## Exercise
Every record must be written out once more, with nothing added or omitted.

## Information supplied
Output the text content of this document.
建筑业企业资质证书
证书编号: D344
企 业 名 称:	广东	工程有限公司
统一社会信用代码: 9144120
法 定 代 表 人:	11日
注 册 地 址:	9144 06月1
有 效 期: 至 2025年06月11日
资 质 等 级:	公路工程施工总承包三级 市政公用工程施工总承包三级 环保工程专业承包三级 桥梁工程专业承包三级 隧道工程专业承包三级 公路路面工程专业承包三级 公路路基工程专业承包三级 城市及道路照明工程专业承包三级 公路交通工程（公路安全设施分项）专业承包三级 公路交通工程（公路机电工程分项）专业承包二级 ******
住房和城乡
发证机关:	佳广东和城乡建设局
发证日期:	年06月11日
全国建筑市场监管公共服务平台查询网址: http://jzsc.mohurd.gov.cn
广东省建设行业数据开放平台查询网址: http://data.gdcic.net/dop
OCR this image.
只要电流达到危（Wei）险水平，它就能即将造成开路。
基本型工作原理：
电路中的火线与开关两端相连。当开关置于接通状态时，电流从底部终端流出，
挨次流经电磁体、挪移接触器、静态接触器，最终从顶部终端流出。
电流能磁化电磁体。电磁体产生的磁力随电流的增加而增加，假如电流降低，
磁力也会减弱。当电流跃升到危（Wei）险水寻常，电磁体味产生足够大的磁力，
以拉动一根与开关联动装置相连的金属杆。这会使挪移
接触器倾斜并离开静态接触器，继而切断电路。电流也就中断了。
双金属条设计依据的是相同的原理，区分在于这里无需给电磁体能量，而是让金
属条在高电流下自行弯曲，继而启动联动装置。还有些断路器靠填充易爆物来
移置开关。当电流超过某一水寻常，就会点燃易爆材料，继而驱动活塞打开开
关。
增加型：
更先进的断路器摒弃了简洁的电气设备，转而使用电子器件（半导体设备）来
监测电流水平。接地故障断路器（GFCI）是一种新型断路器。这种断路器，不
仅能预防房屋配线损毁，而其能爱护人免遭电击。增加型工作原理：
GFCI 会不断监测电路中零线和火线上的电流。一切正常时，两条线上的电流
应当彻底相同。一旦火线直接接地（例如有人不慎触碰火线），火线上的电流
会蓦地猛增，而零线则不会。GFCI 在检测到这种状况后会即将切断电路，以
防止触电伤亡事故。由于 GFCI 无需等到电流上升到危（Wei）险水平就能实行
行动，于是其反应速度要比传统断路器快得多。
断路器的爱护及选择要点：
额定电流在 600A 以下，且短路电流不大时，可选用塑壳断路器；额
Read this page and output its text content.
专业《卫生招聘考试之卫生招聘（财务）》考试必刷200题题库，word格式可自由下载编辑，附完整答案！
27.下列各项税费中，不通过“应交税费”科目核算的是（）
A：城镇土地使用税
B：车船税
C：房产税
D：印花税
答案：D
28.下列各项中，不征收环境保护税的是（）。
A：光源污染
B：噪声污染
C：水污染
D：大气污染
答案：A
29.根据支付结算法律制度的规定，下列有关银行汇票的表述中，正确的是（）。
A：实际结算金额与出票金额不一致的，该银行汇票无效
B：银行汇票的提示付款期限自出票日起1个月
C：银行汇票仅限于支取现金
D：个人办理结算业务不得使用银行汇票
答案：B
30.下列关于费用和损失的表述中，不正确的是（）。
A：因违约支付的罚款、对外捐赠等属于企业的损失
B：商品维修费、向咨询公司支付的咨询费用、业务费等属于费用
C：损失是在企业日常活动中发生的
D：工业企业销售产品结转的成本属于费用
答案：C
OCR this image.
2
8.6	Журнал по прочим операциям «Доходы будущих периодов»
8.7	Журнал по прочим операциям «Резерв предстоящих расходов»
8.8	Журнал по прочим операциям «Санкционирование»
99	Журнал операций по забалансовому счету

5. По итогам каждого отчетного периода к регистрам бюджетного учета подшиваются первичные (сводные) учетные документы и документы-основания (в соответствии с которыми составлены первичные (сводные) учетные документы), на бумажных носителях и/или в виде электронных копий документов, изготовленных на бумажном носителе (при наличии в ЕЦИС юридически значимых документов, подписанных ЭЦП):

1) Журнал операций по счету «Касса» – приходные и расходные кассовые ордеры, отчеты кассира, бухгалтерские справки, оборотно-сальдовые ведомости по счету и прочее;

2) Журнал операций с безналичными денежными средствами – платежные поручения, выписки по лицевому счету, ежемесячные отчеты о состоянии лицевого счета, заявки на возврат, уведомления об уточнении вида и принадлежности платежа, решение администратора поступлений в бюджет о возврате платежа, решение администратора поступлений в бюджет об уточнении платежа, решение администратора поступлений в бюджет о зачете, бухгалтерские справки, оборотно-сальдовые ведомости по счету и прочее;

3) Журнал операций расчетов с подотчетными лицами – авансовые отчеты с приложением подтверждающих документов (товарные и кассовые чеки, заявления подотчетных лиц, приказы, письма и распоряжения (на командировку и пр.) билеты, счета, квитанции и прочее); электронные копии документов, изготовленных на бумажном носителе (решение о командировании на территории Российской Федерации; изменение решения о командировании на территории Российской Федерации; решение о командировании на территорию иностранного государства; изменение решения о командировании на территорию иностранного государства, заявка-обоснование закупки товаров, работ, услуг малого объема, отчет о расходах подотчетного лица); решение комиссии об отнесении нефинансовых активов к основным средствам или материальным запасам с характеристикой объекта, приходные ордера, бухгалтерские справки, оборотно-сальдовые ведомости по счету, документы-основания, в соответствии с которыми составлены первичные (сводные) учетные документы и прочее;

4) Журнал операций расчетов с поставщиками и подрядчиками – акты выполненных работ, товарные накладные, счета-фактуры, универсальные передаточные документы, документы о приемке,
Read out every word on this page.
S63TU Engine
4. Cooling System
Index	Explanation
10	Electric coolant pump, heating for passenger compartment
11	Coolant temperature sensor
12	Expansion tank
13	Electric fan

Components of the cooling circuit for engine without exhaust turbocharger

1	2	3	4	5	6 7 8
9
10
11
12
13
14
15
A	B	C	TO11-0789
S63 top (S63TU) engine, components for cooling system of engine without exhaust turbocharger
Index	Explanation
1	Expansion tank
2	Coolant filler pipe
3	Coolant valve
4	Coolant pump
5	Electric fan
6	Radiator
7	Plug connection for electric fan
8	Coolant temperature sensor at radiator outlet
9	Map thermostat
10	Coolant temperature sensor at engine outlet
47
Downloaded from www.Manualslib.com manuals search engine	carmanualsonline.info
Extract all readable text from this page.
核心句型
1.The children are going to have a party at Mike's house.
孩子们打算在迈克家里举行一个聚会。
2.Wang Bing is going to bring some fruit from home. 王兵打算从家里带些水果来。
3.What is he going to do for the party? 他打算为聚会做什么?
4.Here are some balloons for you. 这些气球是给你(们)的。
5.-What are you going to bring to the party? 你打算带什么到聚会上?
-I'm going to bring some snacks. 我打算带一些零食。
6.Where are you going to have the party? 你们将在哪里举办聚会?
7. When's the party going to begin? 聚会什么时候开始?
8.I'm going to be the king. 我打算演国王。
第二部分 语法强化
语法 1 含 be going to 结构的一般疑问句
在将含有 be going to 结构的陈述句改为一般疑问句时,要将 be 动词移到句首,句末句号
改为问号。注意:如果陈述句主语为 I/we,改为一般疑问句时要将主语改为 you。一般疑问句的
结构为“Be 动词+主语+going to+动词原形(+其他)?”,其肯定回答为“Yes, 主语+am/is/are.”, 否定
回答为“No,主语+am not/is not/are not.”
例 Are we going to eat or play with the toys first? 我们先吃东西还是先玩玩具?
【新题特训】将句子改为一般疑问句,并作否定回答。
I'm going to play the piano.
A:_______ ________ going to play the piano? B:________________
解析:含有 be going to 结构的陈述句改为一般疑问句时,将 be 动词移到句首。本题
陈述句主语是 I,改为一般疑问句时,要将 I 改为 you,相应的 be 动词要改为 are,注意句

## Task response
Output the text content of this document.
建筑业企业资质证书
证书编号: D344
企 业 名 称:	广东	工程有限公司
统一社会信用代码: 9144120
法 定 代 表 人:	11日
注 册 地 址:	9144 06月1
有 效 期: 至 2025年06月11日
资 质 等 级:	公路工程施工总承包三级 市政公用工程施工总承包三级 环保工程专业承包三级 桥梁工程专业承包三级 隧道工程专业承包三级 公路路面工程专业承包三级 公路路基工程专业承包三级 城市及道路照明工程专业承包三级 公路交通工程（公路安全设施分项）专业承包三级 公路交通工程（公路机电工程分项）专业承包二级 ******
住房和城乡
发证机关:	佳广东和城乡建设局
发证日期:	年06月11日
全国建筑市场监管公共服务平台查询网址: http://jzsc.mohurd.gov.cn
广东省建设行业数据开放平台查询网址: http://data.gdcic.net/dop
OCR this image.
只要电流达到危（Wei）险水平，它就能即将造成开路。
基本型工作原理：
电路中的火线与开关两端相连。当开关置于接通状态时，电流从底部终端流出，
挨次流经电磁体、挪移接触器、静态接触器，最终从顶部终端流出。
电流能磁化电磁体。电磁体产生的磁力随电流的增加而增加，假如电流降低，
磁力也会减弱。当电流跃升到危（Wei）险水寻常，电磁体味产生足够大的磁力，
以拉动一根与开关联动装置相连的金属杆。这会使挪移
接触器倾斜并离开静态接触器，继而切断电路。电流也就中断了。
双金属条设计依据的是相同的原理，区分在于这里无需给电磁体能量，而是让金
属条在高电流下自行弯曲，继而启动联动装置。还有些断路器靠填充易爆物来
移置开关。当电流超过某一水寻常，就会点燃易爆材料，继而驱动活塞打开开
关。
增加型：
更先进的断路器摒弃了简洁的电气设备，转而使用电子器件（半导体设备）来
监测电流水平。接地故障断路器（GFCI）是一种新型断路器。这种断路器，不
仅能预防房屋配线损毁，而其能爱护人免遭电击。增加型工作原理：
GFCI 会不断监测电路中零线和火线上的电流。一切正常时，两条线上的电流
应当彻底相同。一旦火线直接接地（例如有人不慎触碰火线），火线上的电流
会蓦地猛增，而零线则不会。GFCI 在检测到这种状况后会即将切断电路，以
防止触电伤亡事故。由于 GFCI 无需等到电流上升到危（Wei）险水平就能实行
行动，于是其反应速度要比传统断路器快得多。
断路器的爱护及选择要点：
额定电流在 600A 以下，且短路电流不大时，可选用塑壳断路器；额
Read this page and output its text content.
专业《卫生招聘考试之卫生招聘（财务）》考试必刷200题题库，word格式可自由下载编辑，附完整答案！
27.下列各项税费中，不通过“应交税费”科目核算的是（）
A：城镇土地使用税
B：车船税
C：房产税
D：印花税
答案：D
28.下列各项中，不征收环境保护税的是（）。
A：光源污染
B：噪声污染
C：水污染
D：大气污染
答案：A
29.根据支付结算法律制度的规定，下列有关银行汇票的表述中，正确的是（）。
A：实际结算金额与出票金额不一致的，该银行汇票无效
B：银行汇票的提示付款期限自出票日起1个月
C：银行汇票仅限于支取现金
D：个人办理结算业务不得使用银行汇票
答案：B
30.下列关于费用和损失的表述中，不正确的是（）。
A：因违约支付的罚款、对外捐赠等属于企业的损失
B：商品维修费、向咨询公司支付的咨询费用、业务费等属于费用
C：损失是在企业日常活动中发生的
D：工业企业销售产品结转的成本属于费用
答案：C
OCR this image.
2
8.6	Журнал по прочим операциям «Доходы будущих периодов»
8.7	Журнал по прочим операциям «Резерв предстоящих расходов»
8.8	Журнал по прочим операциям «Санкционирование»
99	Журнал операций по забалансовому счету

5. По итогам каждого отчетного периода к регистрам бюджетного учета подшиваются первичные (сводные) учетные документы и документы-основания (в соответствии с которыми составлены первичные (сводные) учетные документы), на бумажных носителях и/или в виде электронных копий документов, изготовленных на бумажном носителе (при наличии в ЕЦИС юридически значимых документов, подписанных ЭЦП):

1) Журнал операций по счету «Касса» – приходные и расходные кассовые ордеры, отчеты кассира, бухгалтерские справки, оборотно-сальдовые ведомости по счету и прочее;

2) Журнал операций с безналичными денежными средствами – платежные поручения, выписки по лицевому счету, ежемесячные отчеты о состоянии лицевого счета, заявки на возврат, уведомления об уточнении вида и принадлежности платежа, решение администратора поступлений в бюджет о возврате платежа, решение администратора поступлений в бюджет об уточнении платежа, решение администратора поступлений в бюджет о зачете, бухгалтерские справки, оборотно-сальдовые ведомости по счету и прочее;

3) Журнал операций расчетов с подотчетными лицами – авансовые отчеты с приложением подтверждающих документов (товарные и кассовые чеки, заявления подотчетных лиц, приказы, письма и распоряжения (на командировку и пр.) билеты, счета, квитанции и прочее); электронные копии документов, изготовленных на бумажном носителе (решение о командировании на территории Российской Федерации; изменение решения о командировании на территории Российской Федерации; решение о командировании на территорию иностранного государства; изменение решения о командировании на территорию иностранного государства, заявка-обоснование закупки товаров, работ, услуг малого объема, отчет о расходах подотчетного лица); решение комиссии об отнесении нефинансовых активов к основным средствам или материальным запасам с характеристикой объекта, приходные ордера, бухгалтерские справки, оборотно-сальдовые ведомости по счету, документы-основания, в соответствии с которыми составлены первичные (сводные) учетные документы и прочее;

4) Журнал операций расчетов с поставщиками и подрядчиками – акты выполненных работ, товарные накладные, счета-фактуры, универсальные передаточные документы, документы о приемке,
Read out every word on this page.
S63TU Engine
4. Cooling System
Index	Explanation
10	Electric coolant pump, heating for passenger compartment
11	Coolant temperature sensor
12	Expansion tank
13	Electric fan

Components of the cooling circuit for engine without exhaust turbocharger

1	2	3	4	5	6 7 8
9
10
11
12
13
14
15
A	B	C	TO11-0789
S63 top (S63TU) engine, components for cooling system of engine without exhaust turbocharger
Index	Explanation
1	Expansion tank
2	Coolant filler pipe
3	Coolant valve
4	Coolant pump
5	Electric fan
6	Radiator
7	Plug connection for electric fan
8	Coolant temperature sensor at radiator outlet
9	Map thermostat
10	Coolant temperature sensor at engine outlet
47
Downloaded from www.Manualslib.com manuals search engine	carmanualsonline.info
Extract all readable text from this page.
核心句型
1.The children are going to have a party at Mike's house.
孩子们打算在迈克家里举行一个聚会。
2.Wang Bing is going to bring some fruit from home. 王兵打算从家里带些水果来。
3.What is he going to do for the party? 他打算为聚会做什么?
4.Here are some balloons for you. 这些气球是给你(们)的。
5.-What are you going to bring to the party? 你打算带什么到聚会上?
-I'm going to bring some snacks. 我打算带一些零食。
6.Where are you going to have the party? 你们将在哪里举办聚会?
7. When's the party going to begin? 聚会什么时候开始?
8.I'm going to be the king. 我打算演国王。
第二部分 语法强化
语法 1 含 be going to 结构的一般疑问句
在将含有 be going to 结构的陈述句改为一般疑问句时,要将 be 动词移到句首,句末句号
改为问号。注意:如果陈述句主语为 I/we,改为一般疑问句时要将主语改为 you。一般疑问句的
结构为“Be 动词+主语+going to+动词原形(+其他)?”,其肯定回答为“Yes, 主语+am/is/are.”, 否定
回答为“No,主语+am not/is not/are not.”
例 Are we going to eat or play with the toys first? 我们先吃东西还是先玩玩具?
【新题特训】将句子改为一般疑问句,并作否定回答。
I'm going to play the piano.
A:_______ ________ going to play the piano? B:________________
解析:含有 be going to 结构的陈述句改为一般疑问句时,将 be 动词移到句首。本题
陈述句主语是 I,改为一般疑问句时,要将 I 改为 you,相应的 be 动词要改为 are,注意句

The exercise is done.